In the copy, keep every record exact and leave out all images.

--- Start Data to use ---

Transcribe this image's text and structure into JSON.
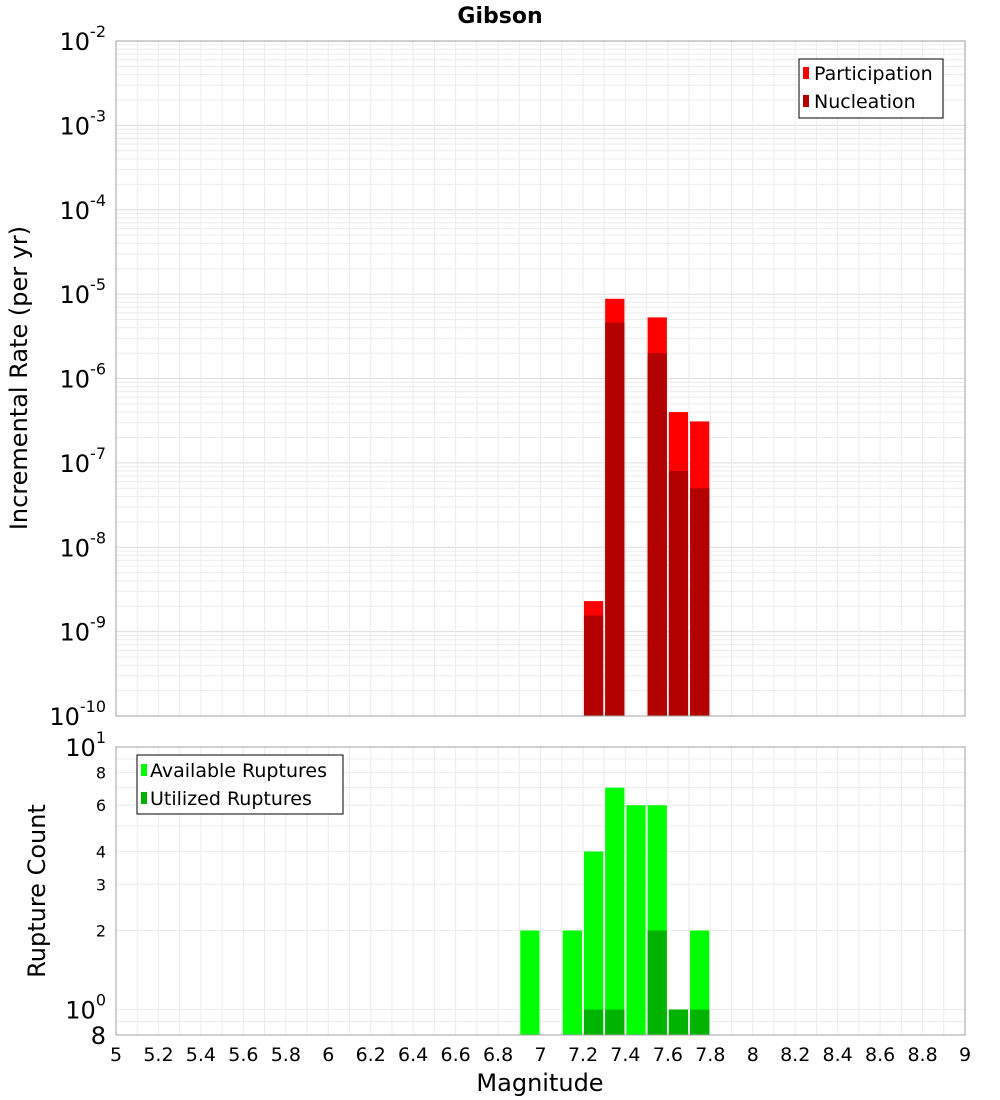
{
  "chart_data": [
    {
      "type": "bar",
      "title": "Gibson",
      "xlabel": "",
      "ylabel": "Incremental Rate (per yr)",
      "yscale": "log",
      "ylim": [
        1e-10,
        0.01
      ],
      "xlim": [
        5,
        9
      ],
      "grid": true,
      "legend_placement": "top-right",
      "ytick_labels": [
        {
          "base": "10",
          "exp": "-2"
        },
        {
          "base": "10",
          "exp": "-3"
        },
        {
          "base": "10",
          "exp": "-4"
        },
        {
          "base": "10",
          "exp": "-5"
        },
        {
          "base": "10",
          "exp": "-6"
        },
        {
          "base": "10",
          "exp": "-7"
        },
        {
          "base": "10",
          "exp": "-8"
        },
        {
          "base": "10",
          "exp": "-9"
        },
        {
          "base": "10",
          "exp": "-10"
        }
      ],
      "series": [
        {
          "name": "Participation",
          "color": "#ff0000",
          "x": [
            7.25,
            7.35,
            7.55,
            7.65,
            7.75
          ],
          "values": [
            2.3e-09,
            8.8e-06,
            5.3e-06,
            4e-07,
            3.1e-07
          ]
        },
        {
          "name": "Nucleation",
          "color": "#b30000",
          "x": [
            7.25,
            7.35,
            7.55,
            7.65,
            7.75
          ],
          "values": [
            1.55e-09,
            4.6e-06,
            2e-06,
            8e-08,
            5e-08
          ]
        }
      ]
    },
    {
      "type": "bar",
      "title": "",
      "xlabel": "Magnitude",
      "ylabel": "Rupture Count",
      "yscale": "log",
      "ylim": [
        0.8,
        10
      ],
      "xlim": [
        5,
        9
      ],
      "grid": true,
      "legend_placement": "top-left",
      "xtick_labels": [
        "5",
        "5.2",
        "5.4",
        "5.6",
        "5.8",
        "6",
        "6.2",
        "6.4",
        "6.6",
        "6.8",
        "7",
        "7.2",
        "7.4",
        "7.6",
        "7.8",
        "8",
        "8.2",
        "8.4",
        "8.6",
        "8.8",
        "9"
      ],
      "ytick_labels": [
        {
          "value": 10,
          "base": "10",
          "exp": "1"
        },
        {
          "value": 8,
          "base": "8",
          "exp": ""
        },
        {
          "value": 6,
          "base": "6",
          "exp": ""
        },
        {
          "value": 4,
          "base": "4",
          "exp": ""
        },
        {
          "value": 3,
          "base": "3",
          "exp": ""
        },
        {
          "value": 2,
          "base": "2",
          "exp": ""
        },
        {
          "value": 1,
          "base": "10",
          "exp": "0"
        },
        {
          "value": 0.8,
          "base": "8",
          "exp": ""
        }
      ],
      "series": [
        {
          "name": "Available Ruptures",
          "color": "#00ff00",
          "x": [
            6.95,
            7.15,
            7.25,
            7.35,
            7.45,
            7.55,
            7.65,
            7.75
          ],
          "values": [
            2,
            2,
            4,
            7,
            6,
            6,
            1,
            2
          ]
        },
        {
          "name": "Utilized Ruptures",
          "color": "#00b300",
          "x": [
            7.25,
            7.35,
            7.55,
            7.65,
            7.75
          ],
          "values": [
            1,
            1,
            2,
            1,
            1
          ]
        }
      ]
    }
  ]
}
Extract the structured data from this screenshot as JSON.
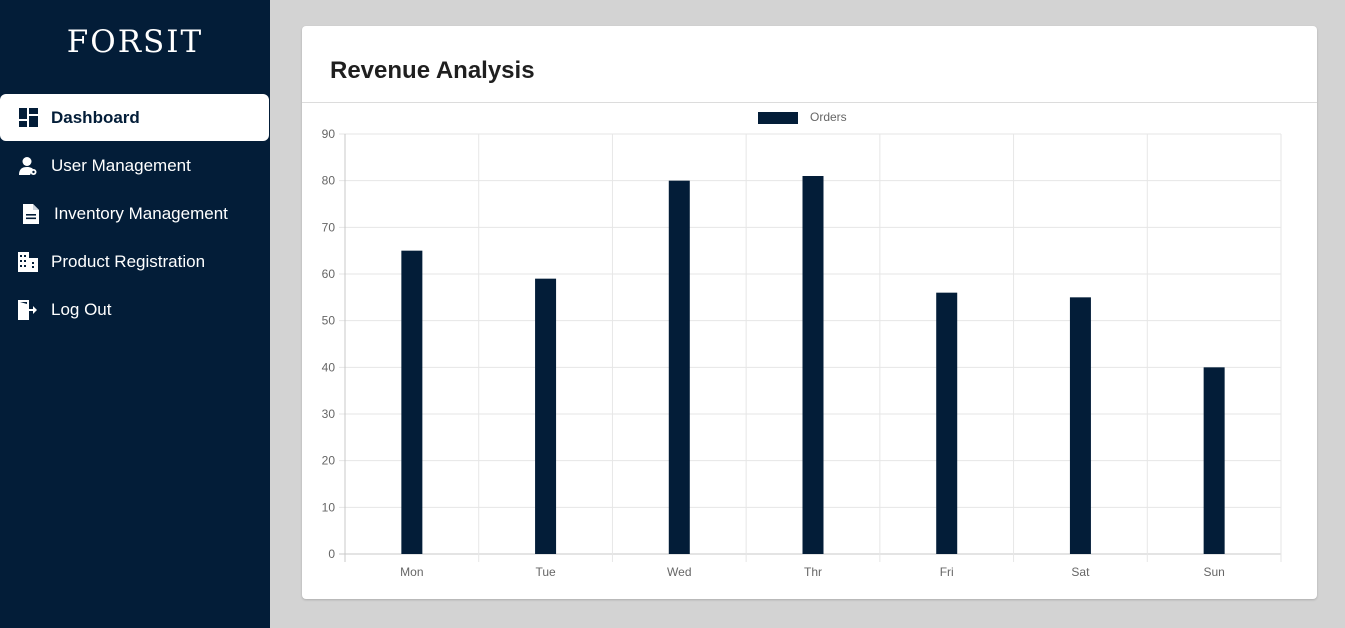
{
  "sidebar": {
    "brand": "FORSIT",
    "items": [
      {
        "label": "Dashboard",
        "icon": "dashboard-icon",
        "active": true
      },
      {
        "label": "User Management",
        "icon": "user-icon",
        "active": false
      },
      {
        "label": "Inventory Management",
        "icon": "document-icon",
        "active": false
      },
      {
        "label": "Product Registration",
        "icon": "building-icon",
        "active": false
      },
      {
        "label": "Log Out",
        "icon": "logout-icon",
        "active": false
      }
    ]
  },
  "main": {
    "title": "Revenue Analysis"
  },
  "colors": {
    "sidebar_bg": "#031d38",
    "bar": "#031d38",
    "page_bg": "#d3d3d3"
  },
  "chart_data": {
    "type": "bar",
    "categories": [
      "Mon",
      "Tue",
      "Wed",
      "Thr",
      "Fri",
      "Sat",
      "Sun"
    ],
    "series": [
      {
        "name": "Orders",
        "values": [
          65,
          59,
          80,
          81,
          56,
          55,
          40
        ]
      }
    ],
    "yticks": [
      0,
      10,
      20,
      30,
      40,
      50,
      60,
      70,
      80,
      90
    ],
    "ylim": [
      0,
      90
    ],
    "legend": "top-center",
    "grid": true
  }
}
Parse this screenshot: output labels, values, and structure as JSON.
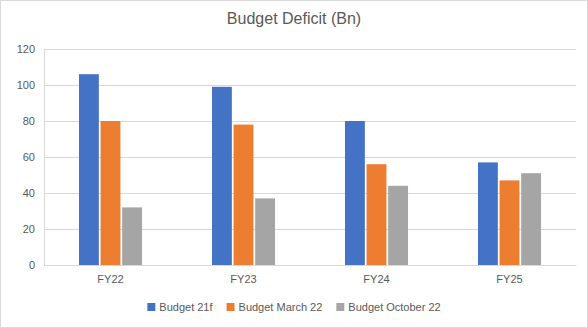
{
  "chart_data": {
    "type": "bar",
    "title": "Budget Deficit (Bn)",
    "categories": [
      "FY22",
      "FY23",
      "FY24",
      "FY25"
    ],
    "series": [
      {
        "name": "Budget 21f",
        "color": "#4472c4",
        "values": [
          106,
          99,
          80,
          57
        ]
      },
      {
        "name": "Budget March 22",
        "color": "#ed7d31",
        "values": [
          80,
          78,
          56,
          47
        ]
      },
      {
        "name": "Budget October 22",
        "color": "#a5a5a5",
        "values": [
          32,
          37,
          44,
          51
        ]
      }
    ],
    "ylim": [
      0,
      120
    ],
    "yticks": [
      0,
      20,
      40,
      60,
      80,
      100,
      120
    ],
    "grid": true,
    "legend": "bottom"
  }
}
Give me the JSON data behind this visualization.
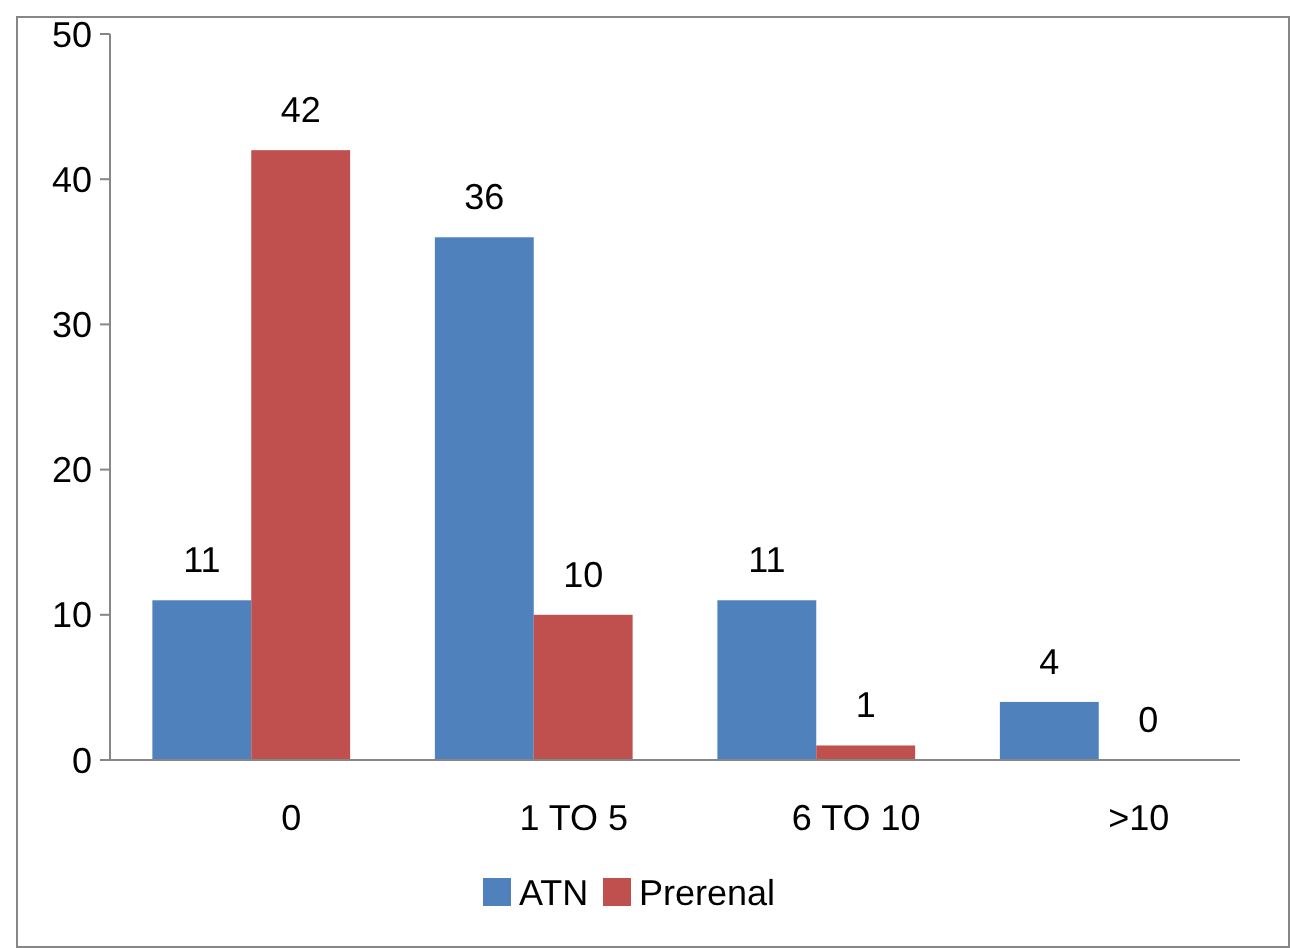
{
  "chart_data": {
    "type": "bar",
    "categories": [
      "0",
      "1 TO 5",
      "6 TO 10",
      ">10"
    ],
    "series": [
      {
        "name": "ATN",
        "color": "#4f81bd",
        "values": [
          11,
          36,
          11,
          4
        ]
      },
      {
        "name": "Prerenal",
        "color": "#c0504d",
        "values": [
          42,
          10,
          1,
          0
        ]
      }
    ],
    "ylim": [
      0,
      50
    ],
    "yticks": [
      0,
      10,
      20,
      30,
      40,
      50
    ],
    "grid": false,
    "legend": "bottom",
    "data_labels": true
  }
}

--- End Data to use ---

Solved exercise =
Transcribe this image's text and structure into JSON.
{
  "chart_data": [
    {
      "type": "bar",
      "title": "Gibson",
      "xlabel": "",
      "ylabel": "Incremental Rate (per yr)",
      "yscale": "log",
      "ylim": [
        1e-10,
        0.01
      ],
      "xlim": [
        5,
        9
      ],
      "grid": true,
      "legend_placement": "top-right",
      "ytick_labels": [
        {
          "base": "10",
          "exp": "-2"
        },
        {
          "base": "10",
          "exp": "-3"
        },
        {
          "base": "10",
          "exp": "-4"
        },
        {
          "base": "10",
          "exp": "-5"
        },
        {
          "base": "10",
          "exp": "-6"
        },
        {
          "base": "10",
          "exp": "-7"
        },
        {
          "base": "10",
          "exp": "-8"
        },
        {
          "base": "10",
          "exp": "-9"
        },
        {
          "base": "10",
          "exp": "-10"
        }
      ],
      "series": [
        {
          "name": "Participation",
          "color": "#ff0000",
          "x": [
            7.25,
            7.35,
            7.55,
            7.65,
            7.75
          ],
          "values": [
            2.3e-09,
            8.8e-06,
            5.3e-06,
            4e-07,
            3.1e-07
          ]
        },
        {
          "name": "Nucleation",
          "color": "#b30000",
          "x": [
            7.25,
            7.35,
            7.55,
            7.65,
            7.75
          ],
          "values": [
            1.55e-09,
            4.6e-06,
            2e-06,
            8e-08,
            5e-08
          ]
        }
      ]
    },
    {
      "type": "bar",
      "title": "",
      "xlabel": "Magnitude",
      "ylabel": "Rupture Count",
      "yscale": "log",
      "ylim": [
        0.8,
        10
      ],
      "xlim": [
        5,
        9
      ],
      "grid": true,
      "legend_placement": "top-left",
      "xtick_labels": [
        "5",
        "5.2",
        "5.4",
        "5.6",
        "5.8",
        "6",
        "6.2",
        "6.4",
        "6.6",
        "6.8",
        "7",
        "7.2",
        "7.4",
        "7.6",
        "7.8",
        "8",
        "8.2",
        "8.4",
        "8.6",
        "8.8",
        "9"
      ],
      "ytick_labels": [
        {
          "value": 10,
          "base": "10",
          "exp": "1"
        },
        {
          "value": 8,
          "base": "8",
          "exp": ""
        },
        {
          "value": 6,
          "base": "6",
          "exp": ""
        },
        {
          "value": 4,
          "base": "4",
          "exp": ""
        },
        {
          "value": 3,
          "base": "3",
          "exp": ""
        },
        {
          "value": 2,
          "base": "2",
          "exp": ""
        },
        {
          "value": 1,
          "base": "10",
          "exp": "0"
        },
        {
          "value": 0.8,
          "base": "8",
          "exp": ""
        }
      ],
      "series": [
        {
          "name": "Available Ruptures",
          "color": "#00ff00",
          "x": [
            6.95,
            7.15,
            7.25,
            7.35,
            7.45,
            7.55,
            7.65,
            7.75
          ],
          "values": [
            2,
            2,
            4,
            7,
            6,
            6,
            1,
            2
          ]
        },
        {
          "name": "Utilized Ruptures",
          "color": "#00b300",
          "x": [
            7.25,
            7.35,
            7.55,
            7.65,
            7.75
          ],
          "values": [
            1,
            1,
            2,
            1,
            1
          ]
        }
      ]
    }
  ]
}
Extract the structured data from this screenshot as JSON.
{
  "sidebar": {
    "brand": "FORSIT",
    "items": [
      {
        "label": "Dashboard",
        "icon": "dashboard-icon",
        "active": true
      },
      {
        "label": "User Management",
        "icon": "user-icon",
        "active": false
      },
      {
        "label": "Inventory Management",
        "icon": "document-icon",
        "active": false
      },
      {
        "label": "Product Registration",
        "icon": "building-icon",
        "active": false
      },
      {
        "label": "Log Out",
        "icon": "logout-icon",
        "active": false
      }
    ]
  },
  "main": {
    "title": "Revenue Analysis"
  },
  "colors": {
    "sidebar_bg": "#031d38",
    "bar": "#031d38",
    "page_bg": "#d3d3d3"
  },
  "chart_data": {
    "type": "bar",
    "categories": [
      "Mon",
      "Tue",
      "Wed",
      "Thr",
      "Fri",
      "Sat",
      "Sun"
    ],
    "series": [
      {
        "name": "Orders",
        "values": [
          65,
          59,
          80,
          81,
          56,
          55,
          40
        ]
      }
    ],
    "yticks": [
      0,
      10,
      20,
      30,
      40,
      50,
      60,
      70,
      80,
      90
    ],
    "ylim": [
      0,
      90
    ],
    "legend": "top-center",
    "grid": true
  }
}
Parse this screenshot: output labels, values, and structure as JSON.
{
  "chart_data": {
    "type": "bar",
    "title": "Budget Deficit (Bn)",
    "categories": [
      "FY22",
      "FY23",
      "FY24",
      "FY25"
    ],
    "series": [
      {
        "name": "Budget 21f",
        "color": "#4472c4",
        "values": [
          106,
          99,
          80,
          57
        ]
      },
      {
        "name": "Budget March 22",
        "color": "#ed7d31",
        "values": [
          80,
          78,
          56,
          47
        ]
      },
      {
        "name": "Budget October 22",
        "color": "#a5a5a5",
        "values": [
          32,
          37,
          44,
          51
        ]
      }
    ],
    "ylim": [
      0,
      120
    ],
    "yticks": [
      0,
      20,
      40,
      60,
      80,
      100,
      120
    ],
    "grid": true,
    "legend": "bottom"
  }
}
Give me the JSON data behind this visualization.
{
  "chart_data": {
    "type": "bar",
    "categories": [
      "0",
      "1 TO 5",
      "6 TO 10",
      ">10"
    ],
    "series": [
      {
        "name": "ATN",
        "color": "#4f81bd",
        "values": [
          11,
          36,
          11,
          4
        ]
      },
      {
        "name": "Prerenal",
        "color": "#c0504d",
        "values": [
          42,
          10,
          1,
          0
        ]
      }
    ],
    "ylim": [
      0,
      50
    ],
    "yticks": [
      0,
      10,
      20,
      30,
      40,
      50
    ],
    "grid": false,
    "legend": "bottom",
    "data_labels": true
  }
}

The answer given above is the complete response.